EJERCICIOS POR RESOLVER:
- 1) ¿Coinciden con el fragmento sobre la juventud de Acción Democrática estas afirmaciones? Responde sí o no a cada una y cita literalmente las palabras del texto que lo deciden: (a) Los consejos se recibían con malestar. (b) Los muchachos respondían en voz alta a los consejos. (c) Las dos decisiones del grupo se tomaron en 1960.
- 2) Continúa el fragmento sobre la juventud de Acción Democrática a partir de su última oración.

PASAJE EXTRAÍDO:
■ ■ ■ ■ ■
Aunque no decían nada, estos consejos, bien intencionados después de todo, eran recibidos con mucho malestar. Una crepitante lava de ira, apenas contenida por los modales, subía al rostro de aquellos muchachos, y se desactivaba conforme la tertulia concluía. En Venezuela estaban torturando personas, arrodillando a familias enteras, poniendo a desfilar a los empleados públicos de forma obligada. Pero el único consejo disponible era que lo mejor era irse de Venezuela a vivir la vida.

Aquel disparatado y disciplinado grupo de carboneros, harto de escuchar consejitos sobre la importancia de la felicidad, tomo en 1957 dos draconianas decisiones: aquel que pidiera asilo político, se fuera de Venezuela o delatara a algún compañero en caso de caer preso, quedaba expulsado de la juventud de Acción Democrática.
■ ■ ■ ■ ■
Listados de regiones de elementos:
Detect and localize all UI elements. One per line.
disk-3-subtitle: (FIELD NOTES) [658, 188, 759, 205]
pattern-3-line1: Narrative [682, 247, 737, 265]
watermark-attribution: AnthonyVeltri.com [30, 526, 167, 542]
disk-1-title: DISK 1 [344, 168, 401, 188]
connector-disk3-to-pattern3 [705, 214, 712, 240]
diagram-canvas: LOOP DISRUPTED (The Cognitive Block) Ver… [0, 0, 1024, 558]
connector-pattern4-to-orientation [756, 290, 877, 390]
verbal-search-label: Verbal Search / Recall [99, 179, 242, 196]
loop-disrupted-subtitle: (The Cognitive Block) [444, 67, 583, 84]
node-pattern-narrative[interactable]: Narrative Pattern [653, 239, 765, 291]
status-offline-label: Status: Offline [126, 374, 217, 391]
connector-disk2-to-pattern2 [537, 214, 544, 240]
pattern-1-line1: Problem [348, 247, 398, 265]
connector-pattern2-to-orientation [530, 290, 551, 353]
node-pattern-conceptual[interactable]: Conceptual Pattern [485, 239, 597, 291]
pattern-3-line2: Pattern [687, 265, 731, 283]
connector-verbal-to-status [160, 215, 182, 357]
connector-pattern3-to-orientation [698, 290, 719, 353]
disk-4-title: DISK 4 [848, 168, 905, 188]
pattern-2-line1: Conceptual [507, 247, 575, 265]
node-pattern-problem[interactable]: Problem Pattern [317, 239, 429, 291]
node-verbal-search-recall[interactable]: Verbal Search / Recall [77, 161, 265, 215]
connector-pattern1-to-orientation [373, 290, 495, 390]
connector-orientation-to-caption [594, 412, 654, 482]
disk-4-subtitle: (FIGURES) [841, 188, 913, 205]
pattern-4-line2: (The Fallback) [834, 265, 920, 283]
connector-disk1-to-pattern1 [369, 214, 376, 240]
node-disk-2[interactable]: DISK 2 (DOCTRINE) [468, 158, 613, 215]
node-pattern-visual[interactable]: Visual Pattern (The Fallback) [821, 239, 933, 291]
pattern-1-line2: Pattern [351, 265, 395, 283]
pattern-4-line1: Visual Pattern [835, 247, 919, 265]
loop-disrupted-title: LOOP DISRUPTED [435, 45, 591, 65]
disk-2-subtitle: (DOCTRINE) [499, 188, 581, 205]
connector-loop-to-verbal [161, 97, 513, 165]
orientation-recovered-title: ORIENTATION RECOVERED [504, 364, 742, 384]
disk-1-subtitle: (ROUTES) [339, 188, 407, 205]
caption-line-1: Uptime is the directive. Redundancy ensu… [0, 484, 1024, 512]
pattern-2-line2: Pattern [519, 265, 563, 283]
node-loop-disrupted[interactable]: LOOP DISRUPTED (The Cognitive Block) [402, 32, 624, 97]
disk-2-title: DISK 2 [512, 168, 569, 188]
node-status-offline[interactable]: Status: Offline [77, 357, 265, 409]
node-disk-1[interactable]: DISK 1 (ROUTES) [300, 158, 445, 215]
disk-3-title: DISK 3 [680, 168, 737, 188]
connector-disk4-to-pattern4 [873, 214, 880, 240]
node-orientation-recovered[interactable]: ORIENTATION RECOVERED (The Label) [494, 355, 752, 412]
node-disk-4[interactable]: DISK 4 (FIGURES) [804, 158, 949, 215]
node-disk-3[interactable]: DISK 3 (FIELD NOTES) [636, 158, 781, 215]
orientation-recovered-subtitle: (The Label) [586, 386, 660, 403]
■ ■ ■ ■ ■
RESULTADOS EN ORDEN:
- 1)
(a) Sí: "eran recibidos con mucho malestar".
(b) No: "Aunque no decían nada".
(c) No: "en 1957 dos draconianas decisiones".

- 2)
A causa de sus actividades y sus posturas excesivas, en consecuencia, con “los flacos de Derecho”, en la UCV nadie quería juntarse.


IV

Capturado finalmente cuando regresaba a su casa por aquellos espías que decía el viejo Moleiro que siempre tenía atrás, Américo Martín fue hecho preso no mucho antes de la decisiva huelga estudiantil de 1957.

La conflictividad social estaba aumentando, el régimen comenzaba a sentirse acorralado y la represión se endurecía. Todos los días caían nuevos activistas. La bienvenida a Américo se la dieron “Torrecito”, “Suelaespuma”, Braulio Barreto, el indio Borges, Colmenares, entre otros temidos esbirros presididos por Sanz. Eran los integrantes del posteriormente célebre “gang de la muerte”. Si lograban alguna delación, la información era reportada al exquisito Pedro Estrada, “Don Pedro”, el hombre más poderoso de la Venezuela de los años 50.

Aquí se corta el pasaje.